Stated exercise - Using the data below, gather each line that includes the word "Spending".

##### Exercise inputs

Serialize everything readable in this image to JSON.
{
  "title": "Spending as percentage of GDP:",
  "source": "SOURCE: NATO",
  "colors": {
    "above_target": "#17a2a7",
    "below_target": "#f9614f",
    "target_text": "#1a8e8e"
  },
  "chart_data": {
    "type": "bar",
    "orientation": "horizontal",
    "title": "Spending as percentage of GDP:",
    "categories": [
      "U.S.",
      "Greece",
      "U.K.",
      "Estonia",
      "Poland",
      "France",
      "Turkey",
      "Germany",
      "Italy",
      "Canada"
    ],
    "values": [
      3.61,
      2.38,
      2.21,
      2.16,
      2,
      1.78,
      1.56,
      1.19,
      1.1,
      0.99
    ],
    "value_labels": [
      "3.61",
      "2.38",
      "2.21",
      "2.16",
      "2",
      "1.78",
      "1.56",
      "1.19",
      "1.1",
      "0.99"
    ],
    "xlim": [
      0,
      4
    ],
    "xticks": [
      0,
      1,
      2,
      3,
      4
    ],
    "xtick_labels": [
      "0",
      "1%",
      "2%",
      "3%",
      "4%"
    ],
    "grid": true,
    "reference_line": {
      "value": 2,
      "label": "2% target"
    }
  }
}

##########

Solution to this problem -
  "title": "Spending as percentage of GDP:",
    "title": "Spending as percentage of GDP:",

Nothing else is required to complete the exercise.